Stored data:
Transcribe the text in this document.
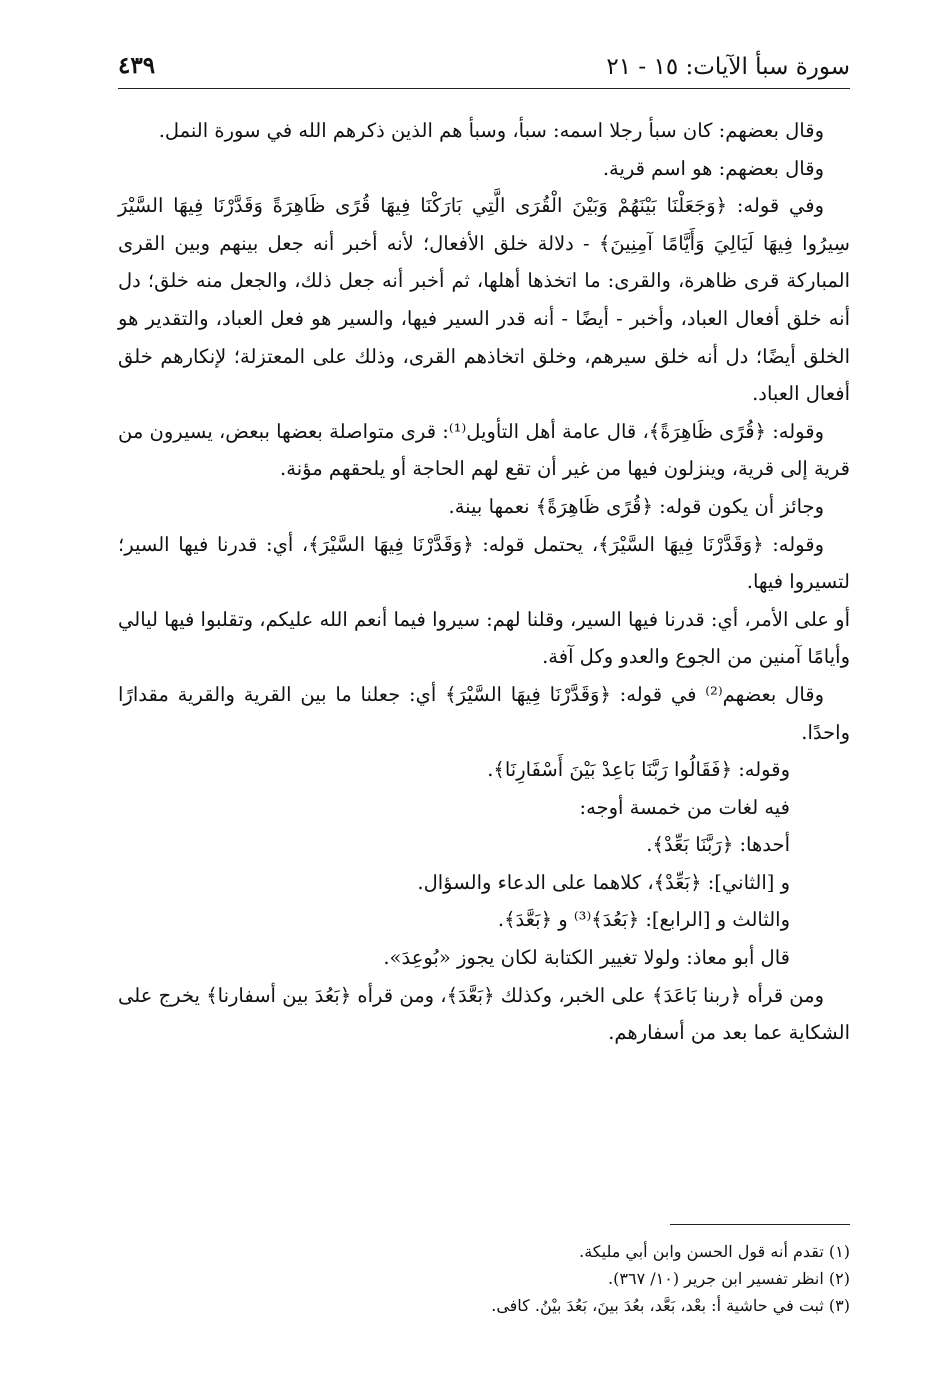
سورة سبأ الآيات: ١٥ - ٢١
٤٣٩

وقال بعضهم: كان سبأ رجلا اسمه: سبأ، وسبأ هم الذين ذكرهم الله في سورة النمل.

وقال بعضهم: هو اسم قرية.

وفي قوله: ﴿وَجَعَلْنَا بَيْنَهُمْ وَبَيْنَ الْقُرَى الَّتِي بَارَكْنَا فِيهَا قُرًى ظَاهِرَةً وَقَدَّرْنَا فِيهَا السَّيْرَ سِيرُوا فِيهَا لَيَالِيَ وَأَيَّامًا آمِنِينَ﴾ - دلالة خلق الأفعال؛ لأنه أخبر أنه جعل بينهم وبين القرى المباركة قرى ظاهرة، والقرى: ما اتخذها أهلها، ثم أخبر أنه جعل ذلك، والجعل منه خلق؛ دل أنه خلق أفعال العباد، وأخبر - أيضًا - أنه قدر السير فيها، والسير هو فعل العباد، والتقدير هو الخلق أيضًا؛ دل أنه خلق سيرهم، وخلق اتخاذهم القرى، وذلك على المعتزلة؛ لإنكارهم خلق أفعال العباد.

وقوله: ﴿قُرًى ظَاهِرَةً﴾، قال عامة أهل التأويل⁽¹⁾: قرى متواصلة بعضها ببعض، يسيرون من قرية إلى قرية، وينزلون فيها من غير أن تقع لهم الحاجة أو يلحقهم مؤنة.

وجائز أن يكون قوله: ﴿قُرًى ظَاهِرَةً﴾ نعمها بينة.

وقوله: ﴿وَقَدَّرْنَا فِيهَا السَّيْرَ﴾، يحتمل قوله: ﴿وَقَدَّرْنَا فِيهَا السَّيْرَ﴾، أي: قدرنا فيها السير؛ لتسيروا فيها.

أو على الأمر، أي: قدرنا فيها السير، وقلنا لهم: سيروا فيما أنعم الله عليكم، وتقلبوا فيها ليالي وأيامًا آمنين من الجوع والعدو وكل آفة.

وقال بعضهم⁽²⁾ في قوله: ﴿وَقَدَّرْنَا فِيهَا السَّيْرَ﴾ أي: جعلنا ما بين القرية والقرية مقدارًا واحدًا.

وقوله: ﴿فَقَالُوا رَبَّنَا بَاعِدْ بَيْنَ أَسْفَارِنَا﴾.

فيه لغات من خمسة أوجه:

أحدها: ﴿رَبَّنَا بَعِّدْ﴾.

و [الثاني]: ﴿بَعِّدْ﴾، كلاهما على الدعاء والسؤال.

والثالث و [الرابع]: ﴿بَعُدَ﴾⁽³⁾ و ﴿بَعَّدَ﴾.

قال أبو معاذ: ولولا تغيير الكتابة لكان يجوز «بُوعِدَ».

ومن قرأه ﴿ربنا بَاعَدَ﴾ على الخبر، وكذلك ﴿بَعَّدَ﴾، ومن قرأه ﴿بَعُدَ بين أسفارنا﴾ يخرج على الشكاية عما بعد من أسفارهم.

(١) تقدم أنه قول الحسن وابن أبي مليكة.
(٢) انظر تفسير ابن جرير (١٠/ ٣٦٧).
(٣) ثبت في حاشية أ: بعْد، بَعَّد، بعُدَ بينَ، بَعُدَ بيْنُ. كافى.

==

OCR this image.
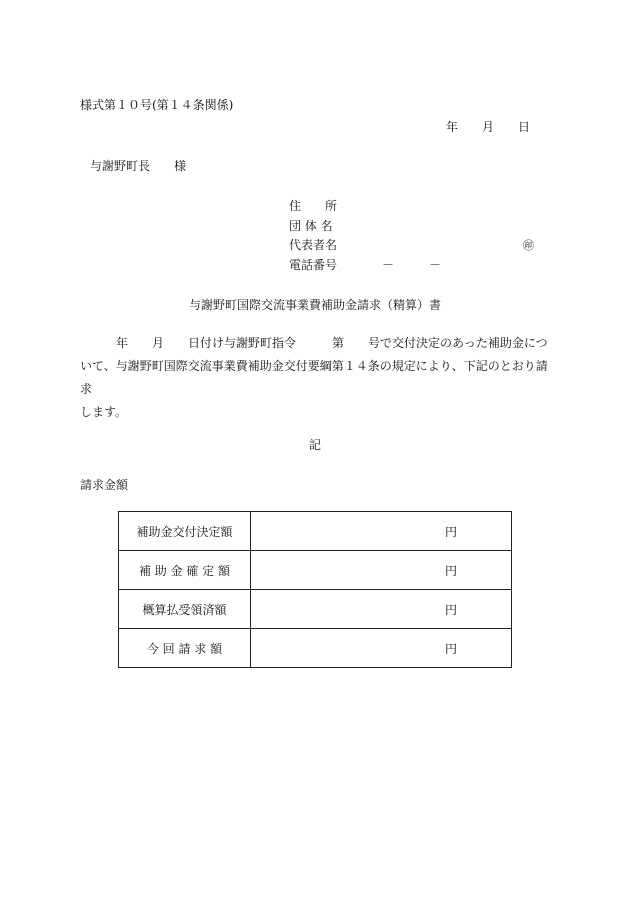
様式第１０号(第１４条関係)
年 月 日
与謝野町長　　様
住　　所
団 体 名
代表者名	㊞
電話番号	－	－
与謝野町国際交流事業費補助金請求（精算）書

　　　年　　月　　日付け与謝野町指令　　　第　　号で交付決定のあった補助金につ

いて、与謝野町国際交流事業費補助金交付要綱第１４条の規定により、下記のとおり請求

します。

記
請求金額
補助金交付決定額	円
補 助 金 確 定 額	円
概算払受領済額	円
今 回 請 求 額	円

...

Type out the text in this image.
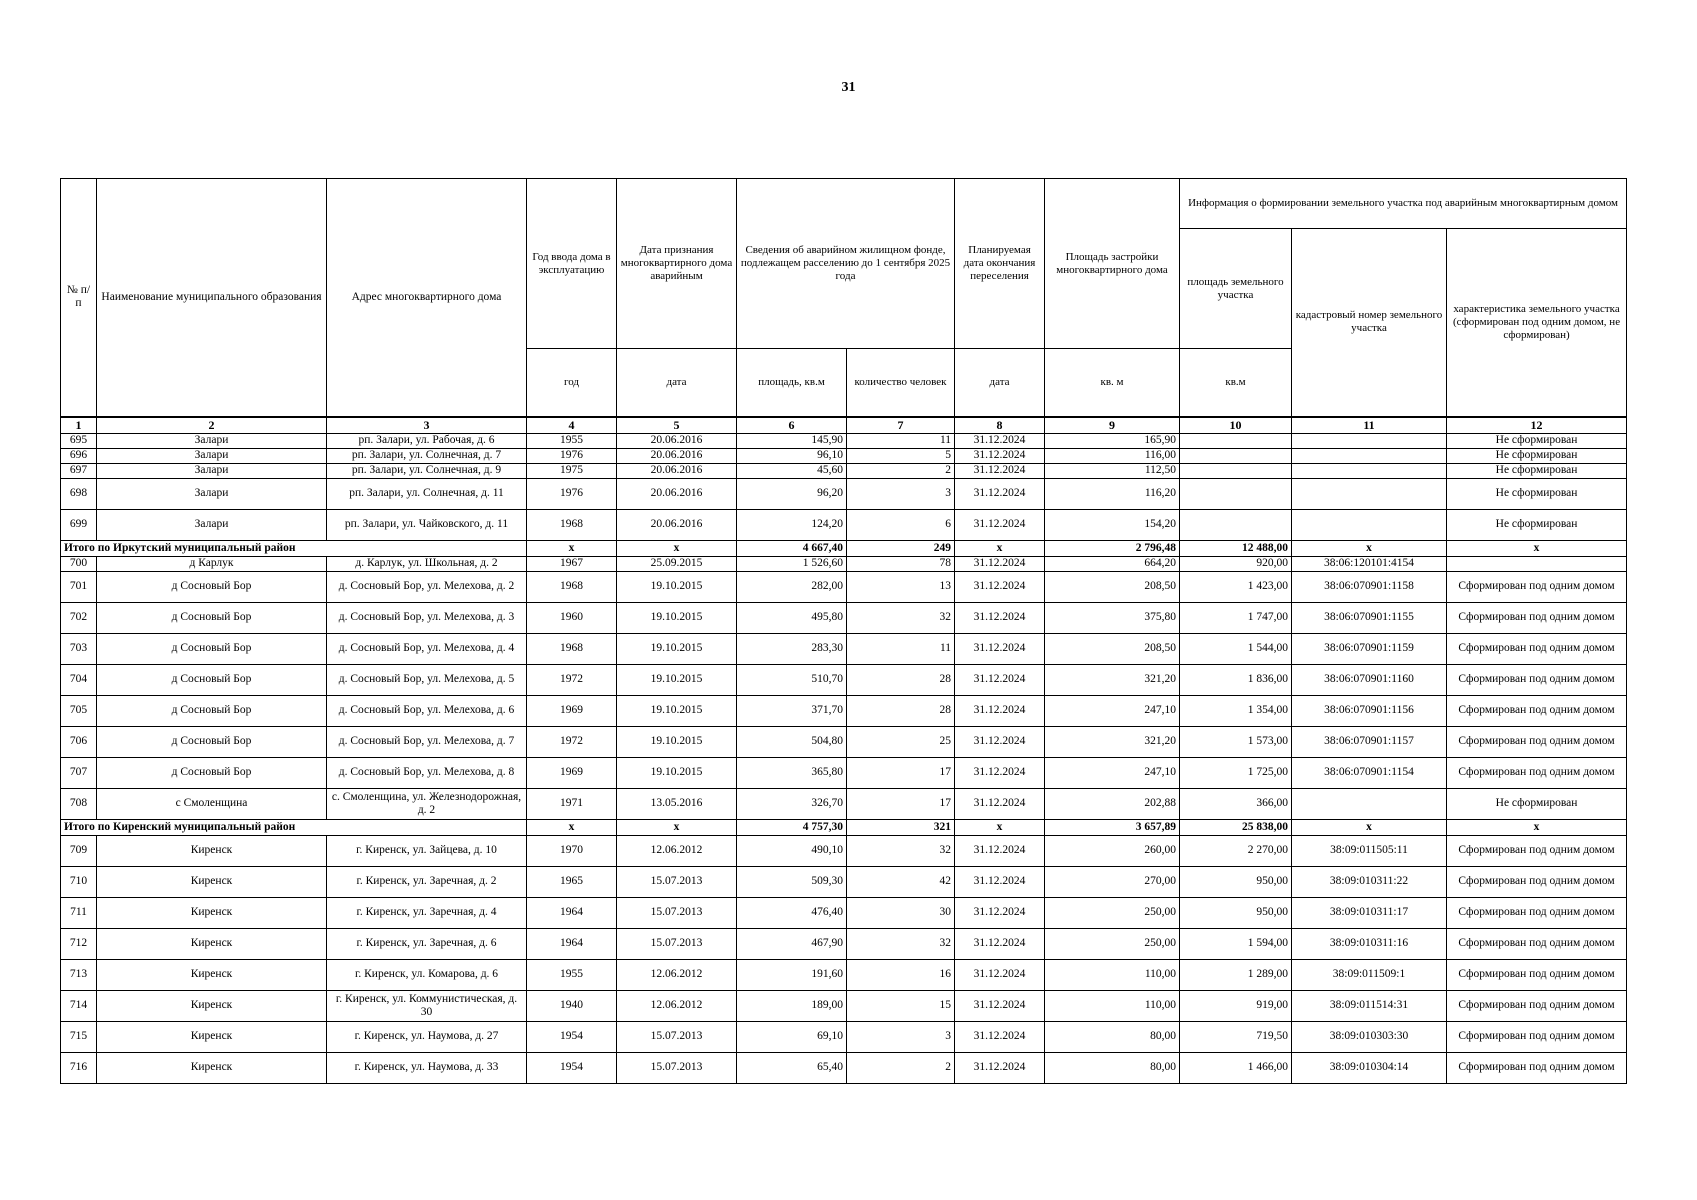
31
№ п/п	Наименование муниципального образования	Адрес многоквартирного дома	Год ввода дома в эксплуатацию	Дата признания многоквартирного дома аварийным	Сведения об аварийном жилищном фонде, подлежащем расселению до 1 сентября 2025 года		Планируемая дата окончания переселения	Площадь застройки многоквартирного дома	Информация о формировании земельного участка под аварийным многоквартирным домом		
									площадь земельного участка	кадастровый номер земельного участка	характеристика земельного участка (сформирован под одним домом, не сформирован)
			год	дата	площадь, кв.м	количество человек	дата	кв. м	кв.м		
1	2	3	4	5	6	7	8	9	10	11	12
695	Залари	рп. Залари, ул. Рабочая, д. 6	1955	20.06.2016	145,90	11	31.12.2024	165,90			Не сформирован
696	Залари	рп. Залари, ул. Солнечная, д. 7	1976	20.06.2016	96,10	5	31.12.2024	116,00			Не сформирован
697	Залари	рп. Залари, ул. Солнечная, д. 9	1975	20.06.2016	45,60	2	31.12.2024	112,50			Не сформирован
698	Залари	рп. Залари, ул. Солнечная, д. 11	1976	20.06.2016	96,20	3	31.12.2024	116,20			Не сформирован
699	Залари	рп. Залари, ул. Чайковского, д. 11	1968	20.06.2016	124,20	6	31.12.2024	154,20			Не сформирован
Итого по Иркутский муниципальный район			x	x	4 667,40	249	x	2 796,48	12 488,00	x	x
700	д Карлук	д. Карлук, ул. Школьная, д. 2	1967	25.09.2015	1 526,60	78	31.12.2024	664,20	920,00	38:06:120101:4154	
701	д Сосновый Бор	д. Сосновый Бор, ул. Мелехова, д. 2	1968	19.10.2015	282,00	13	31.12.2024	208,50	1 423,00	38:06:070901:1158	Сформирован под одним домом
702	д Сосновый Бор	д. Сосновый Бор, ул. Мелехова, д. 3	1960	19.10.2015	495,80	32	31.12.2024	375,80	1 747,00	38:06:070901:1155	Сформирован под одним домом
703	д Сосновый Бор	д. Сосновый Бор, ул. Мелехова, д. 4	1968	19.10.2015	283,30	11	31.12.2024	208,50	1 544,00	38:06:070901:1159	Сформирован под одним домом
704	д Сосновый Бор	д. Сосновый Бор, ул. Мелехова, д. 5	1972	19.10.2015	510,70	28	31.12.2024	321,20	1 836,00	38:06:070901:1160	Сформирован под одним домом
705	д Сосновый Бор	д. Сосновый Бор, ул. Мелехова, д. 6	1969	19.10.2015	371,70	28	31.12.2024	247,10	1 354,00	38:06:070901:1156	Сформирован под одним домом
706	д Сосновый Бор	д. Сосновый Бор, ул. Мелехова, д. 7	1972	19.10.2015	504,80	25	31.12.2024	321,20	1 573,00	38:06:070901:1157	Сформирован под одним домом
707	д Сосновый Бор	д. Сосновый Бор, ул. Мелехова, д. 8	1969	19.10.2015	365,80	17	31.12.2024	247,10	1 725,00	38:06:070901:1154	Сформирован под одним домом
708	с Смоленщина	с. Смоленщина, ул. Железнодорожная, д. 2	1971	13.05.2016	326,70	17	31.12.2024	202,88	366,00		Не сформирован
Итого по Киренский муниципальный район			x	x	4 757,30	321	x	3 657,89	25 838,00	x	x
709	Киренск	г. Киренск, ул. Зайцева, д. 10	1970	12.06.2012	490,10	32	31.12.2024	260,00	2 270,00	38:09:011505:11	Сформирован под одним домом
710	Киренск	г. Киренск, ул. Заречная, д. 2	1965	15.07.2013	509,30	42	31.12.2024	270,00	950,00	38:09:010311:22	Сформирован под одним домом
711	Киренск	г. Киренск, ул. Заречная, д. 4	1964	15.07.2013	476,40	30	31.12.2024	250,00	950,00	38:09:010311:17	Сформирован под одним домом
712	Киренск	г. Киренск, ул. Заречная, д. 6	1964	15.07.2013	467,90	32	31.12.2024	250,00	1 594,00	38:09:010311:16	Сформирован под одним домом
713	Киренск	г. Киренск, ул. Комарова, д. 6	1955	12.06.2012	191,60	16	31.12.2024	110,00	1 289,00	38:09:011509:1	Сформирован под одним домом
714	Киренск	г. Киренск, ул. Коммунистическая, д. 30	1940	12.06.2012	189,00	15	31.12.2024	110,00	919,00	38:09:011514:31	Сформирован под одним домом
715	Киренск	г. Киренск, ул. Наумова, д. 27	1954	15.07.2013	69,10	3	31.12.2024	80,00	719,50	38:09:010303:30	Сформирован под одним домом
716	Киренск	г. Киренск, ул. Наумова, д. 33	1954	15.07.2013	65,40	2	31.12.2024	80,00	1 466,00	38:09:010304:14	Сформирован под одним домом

What is asked:
Read the entries above, then pull out the lines that include "дата".

Answer below:
№ п/п	Наименование муниципального образования	Адрес многоквартирного дома	Год ввода дома в эксплуатацию	Дата признания многоквартирного дома аварийным	Сведения об аварийном жилищном фонде, подлежащем расселению до 1 сентября 2025 года		Планируемая дата окончания переселения	Площадь застройки многоквартирного дома	Информация о формировании земельного участка под аварийным многоквартирным домом		
			год	дата	площадь, кв.м	количество человек	дата	кв. м	кв.м		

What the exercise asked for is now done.